Report the count of lines where the string "caption" appears, and nothing else.

[Figure dataset records]
####################

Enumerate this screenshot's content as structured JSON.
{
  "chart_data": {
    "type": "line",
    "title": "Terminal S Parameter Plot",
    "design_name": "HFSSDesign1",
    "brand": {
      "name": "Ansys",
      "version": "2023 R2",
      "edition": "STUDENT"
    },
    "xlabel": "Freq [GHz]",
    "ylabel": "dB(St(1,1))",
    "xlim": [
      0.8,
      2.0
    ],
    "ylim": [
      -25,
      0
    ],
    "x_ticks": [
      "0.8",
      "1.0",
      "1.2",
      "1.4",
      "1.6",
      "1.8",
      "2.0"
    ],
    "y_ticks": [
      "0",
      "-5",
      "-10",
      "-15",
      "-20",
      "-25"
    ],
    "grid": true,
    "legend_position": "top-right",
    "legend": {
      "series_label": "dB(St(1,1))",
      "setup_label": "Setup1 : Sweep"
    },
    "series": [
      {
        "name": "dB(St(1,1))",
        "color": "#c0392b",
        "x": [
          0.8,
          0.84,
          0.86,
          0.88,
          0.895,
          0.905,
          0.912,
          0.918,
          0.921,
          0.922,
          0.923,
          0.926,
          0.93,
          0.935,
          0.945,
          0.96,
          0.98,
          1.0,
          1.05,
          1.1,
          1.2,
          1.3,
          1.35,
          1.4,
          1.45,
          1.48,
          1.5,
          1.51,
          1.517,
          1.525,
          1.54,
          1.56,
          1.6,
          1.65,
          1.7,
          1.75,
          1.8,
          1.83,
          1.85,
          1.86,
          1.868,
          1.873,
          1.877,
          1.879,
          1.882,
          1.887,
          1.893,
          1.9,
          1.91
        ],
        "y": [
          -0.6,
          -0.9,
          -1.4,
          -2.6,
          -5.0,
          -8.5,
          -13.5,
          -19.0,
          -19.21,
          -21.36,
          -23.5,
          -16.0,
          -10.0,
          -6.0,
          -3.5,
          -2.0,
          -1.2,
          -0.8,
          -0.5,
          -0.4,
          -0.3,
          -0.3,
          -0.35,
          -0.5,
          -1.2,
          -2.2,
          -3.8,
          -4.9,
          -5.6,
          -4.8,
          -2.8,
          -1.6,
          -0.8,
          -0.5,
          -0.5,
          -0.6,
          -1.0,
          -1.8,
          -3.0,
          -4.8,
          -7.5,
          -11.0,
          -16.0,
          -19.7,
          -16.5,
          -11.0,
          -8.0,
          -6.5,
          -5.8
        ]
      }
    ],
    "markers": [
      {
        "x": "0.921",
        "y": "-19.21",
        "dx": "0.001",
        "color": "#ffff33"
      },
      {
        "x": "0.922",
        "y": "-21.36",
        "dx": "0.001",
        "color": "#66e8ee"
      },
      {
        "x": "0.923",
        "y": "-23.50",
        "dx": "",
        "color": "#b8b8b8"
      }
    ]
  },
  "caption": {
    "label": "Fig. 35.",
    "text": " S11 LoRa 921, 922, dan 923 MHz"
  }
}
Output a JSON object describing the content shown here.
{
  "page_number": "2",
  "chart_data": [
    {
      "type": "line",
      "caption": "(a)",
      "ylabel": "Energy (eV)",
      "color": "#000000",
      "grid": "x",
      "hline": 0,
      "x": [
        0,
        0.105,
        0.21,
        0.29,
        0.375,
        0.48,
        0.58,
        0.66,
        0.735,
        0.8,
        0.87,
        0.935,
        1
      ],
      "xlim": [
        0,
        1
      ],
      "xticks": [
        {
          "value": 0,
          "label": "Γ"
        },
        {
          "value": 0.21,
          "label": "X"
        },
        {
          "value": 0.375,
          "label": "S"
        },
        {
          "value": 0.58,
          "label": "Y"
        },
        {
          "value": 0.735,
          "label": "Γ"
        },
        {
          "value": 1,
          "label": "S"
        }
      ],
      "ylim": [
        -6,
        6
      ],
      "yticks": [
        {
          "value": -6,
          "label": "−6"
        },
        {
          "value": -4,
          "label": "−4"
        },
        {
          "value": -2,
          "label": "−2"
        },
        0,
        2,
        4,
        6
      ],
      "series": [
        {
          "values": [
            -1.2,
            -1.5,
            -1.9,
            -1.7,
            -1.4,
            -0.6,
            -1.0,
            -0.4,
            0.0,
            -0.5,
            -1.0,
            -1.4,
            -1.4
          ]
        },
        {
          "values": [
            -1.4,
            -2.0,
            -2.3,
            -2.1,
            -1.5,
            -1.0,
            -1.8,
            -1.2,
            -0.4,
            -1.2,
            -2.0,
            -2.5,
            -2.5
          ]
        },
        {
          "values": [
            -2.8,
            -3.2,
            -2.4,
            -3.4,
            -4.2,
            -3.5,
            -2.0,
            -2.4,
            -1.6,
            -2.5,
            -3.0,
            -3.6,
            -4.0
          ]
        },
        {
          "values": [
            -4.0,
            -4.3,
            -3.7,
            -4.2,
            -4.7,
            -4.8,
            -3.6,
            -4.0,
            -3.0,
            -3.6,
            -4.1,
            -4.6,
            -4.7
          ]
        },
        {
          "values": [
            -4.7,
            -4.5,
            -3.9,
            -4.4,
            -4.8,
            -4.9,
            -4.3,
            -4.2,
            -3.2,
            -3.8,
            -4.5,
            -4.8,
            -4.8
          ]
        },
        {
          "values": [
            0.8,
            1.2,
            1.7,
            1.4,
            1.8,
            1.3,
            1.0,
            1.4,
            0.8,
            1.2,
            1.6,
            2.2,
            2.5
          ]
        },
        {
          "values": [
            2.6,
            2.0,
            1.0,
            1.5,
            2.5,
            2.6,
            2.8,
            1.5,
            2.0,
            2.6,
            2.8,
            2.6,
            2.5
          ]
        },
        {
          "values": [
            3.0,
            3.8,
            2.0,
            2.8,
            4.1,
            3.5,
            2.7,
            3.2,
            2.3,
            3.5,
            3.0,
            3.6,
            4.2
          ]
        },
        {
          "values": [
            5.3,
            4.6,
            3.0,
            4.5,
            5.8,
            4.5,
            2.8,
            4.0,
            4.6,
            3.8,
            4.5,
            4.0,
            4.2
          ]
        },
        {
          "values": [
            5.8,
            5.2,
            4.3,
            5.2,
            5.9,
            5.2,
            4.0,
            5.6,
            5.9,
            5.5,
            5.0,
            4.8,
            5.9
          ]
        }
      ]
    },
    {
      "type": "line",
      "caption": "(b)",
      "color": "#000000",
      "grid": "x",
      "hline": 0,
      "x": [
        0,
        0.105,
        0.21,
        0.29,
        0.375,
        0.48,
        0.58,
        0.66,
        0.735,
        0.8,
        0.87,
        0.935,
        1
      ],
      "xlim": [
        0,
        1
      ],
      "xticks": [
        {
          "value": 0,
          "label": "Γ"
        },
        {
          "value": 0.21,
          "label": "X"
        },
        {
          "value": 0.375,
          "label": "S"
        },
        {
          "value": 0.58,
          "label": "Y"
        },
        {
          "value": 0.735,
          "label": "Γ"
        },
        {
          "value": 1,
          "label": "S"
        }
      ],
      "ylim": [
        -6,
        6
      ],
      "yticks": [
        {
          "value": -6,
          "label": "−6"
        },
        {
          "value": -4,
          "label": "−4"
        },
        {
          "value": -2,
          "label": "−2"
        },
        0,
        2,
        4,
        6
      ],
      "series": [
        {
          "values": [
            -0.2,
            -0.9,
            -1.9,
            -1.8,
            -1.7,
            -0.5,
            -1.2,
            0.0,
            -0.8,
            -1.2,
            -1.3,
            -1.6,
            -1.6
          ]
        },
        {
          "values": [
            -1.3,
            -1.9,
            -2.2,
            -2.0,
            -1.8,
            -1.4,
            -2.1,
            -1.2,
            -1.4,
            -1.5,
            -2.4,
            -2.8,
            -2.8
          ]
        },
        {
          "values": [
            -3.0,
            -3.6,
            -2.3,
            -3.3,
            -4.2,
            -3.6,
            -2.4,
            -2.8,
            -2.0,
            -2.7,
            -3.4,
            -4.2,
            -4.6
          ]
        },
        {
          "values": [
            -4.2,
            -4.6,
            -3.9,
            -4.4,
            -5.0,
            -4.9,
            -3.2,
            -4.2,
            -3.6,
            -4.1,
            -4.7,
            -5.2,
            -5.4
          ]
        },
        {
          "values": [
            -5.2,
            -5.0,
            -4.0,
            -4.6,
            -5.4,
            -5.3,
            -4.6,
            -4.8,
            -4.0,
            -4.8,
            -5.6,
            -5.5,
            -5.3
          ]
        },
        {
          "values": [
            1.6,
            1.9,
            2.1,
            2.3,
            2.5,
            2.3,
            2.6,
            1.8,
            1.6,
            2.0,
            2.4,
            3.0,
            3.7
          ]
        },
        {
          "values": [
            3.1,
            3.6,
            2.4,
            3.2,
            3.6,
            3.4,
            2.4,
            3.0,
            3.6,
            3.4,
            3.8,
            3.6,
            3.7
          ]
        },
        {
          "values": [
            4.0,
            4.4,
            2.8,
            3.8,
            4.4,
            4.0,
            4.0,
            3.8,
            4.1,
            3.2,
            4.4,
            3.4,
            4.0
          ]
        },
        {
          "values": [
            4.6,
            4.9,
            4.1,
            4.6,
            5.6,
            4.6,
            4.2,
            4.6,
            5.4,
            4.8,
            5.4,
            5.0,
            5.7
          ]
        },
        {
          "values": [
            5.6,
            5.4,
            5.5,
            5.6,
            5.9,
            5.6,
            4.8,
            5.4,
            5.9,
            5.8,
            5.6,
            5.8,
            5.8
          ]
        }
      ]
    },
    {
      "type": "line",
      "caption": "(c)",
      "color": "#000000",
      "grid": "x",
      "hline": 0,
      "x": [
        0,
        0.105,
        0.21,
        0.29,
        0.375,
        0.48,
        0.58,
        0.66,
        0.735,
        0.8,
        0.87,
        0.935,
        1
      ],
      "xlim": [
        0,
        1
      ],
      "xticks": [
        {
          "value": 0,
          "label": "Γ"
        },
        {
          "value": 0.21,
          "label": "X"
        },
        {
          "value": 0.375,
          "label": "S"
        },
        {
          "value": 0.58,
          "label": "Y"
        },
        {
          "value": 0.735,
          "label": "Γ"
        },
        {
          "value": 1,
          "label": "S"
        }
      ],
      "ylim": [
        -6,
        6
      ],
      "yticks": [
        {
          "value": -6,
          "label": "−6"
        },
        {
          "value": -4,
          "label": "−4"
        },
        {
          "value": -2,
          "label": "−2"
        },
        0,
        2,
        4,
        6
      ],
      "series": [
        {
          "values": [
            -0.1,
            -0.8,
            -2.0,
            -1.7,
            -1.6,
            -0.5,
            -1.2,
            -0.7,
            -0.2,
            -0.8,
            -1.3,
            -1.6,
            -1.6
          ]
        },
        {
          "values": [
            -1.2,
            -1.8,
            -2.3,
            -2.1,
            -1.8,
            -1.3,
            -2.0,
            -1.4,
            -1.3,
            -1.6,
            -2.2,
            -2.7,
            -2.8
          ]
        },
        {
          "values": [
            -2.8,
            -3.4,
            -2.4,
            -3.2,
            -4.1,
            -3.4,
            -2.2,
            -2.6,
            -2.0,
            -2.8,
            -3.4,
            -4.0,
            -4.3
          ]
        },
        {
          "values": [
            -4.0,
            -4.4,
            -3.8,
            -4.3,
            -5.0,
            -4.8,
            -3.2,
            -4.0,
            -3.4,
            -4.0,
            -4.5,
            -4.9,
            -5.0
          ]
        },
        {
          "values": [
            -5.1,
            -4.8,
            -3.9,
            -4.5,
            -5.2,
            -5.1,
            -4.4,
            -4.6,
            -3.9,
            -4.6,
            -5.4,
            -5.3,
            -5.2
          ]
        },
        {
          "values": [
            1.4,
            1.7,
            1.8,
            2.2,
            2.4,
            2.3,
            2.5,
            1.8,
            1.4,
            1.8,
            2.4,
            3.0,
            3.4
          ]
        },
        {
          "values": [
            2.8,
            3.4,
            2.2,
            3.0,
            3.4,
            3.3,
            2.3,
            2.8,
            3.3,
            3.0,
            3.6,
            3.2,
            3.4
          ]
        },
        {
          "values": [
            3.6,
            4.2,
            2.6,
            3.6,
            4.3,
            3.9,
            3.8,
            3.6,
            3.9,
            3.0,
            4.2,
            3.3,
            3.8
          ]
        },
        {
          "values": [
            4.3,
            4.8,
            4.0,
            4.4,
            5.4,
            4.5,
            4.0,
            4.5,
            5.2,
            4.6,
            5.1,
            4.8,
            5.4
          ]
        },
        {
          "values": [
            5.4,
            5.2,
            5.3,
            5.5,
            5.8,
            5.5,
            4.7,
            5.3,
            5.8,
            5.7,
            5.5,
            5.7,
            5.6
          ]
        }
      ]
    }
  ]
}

####################

Solution to this task ::
4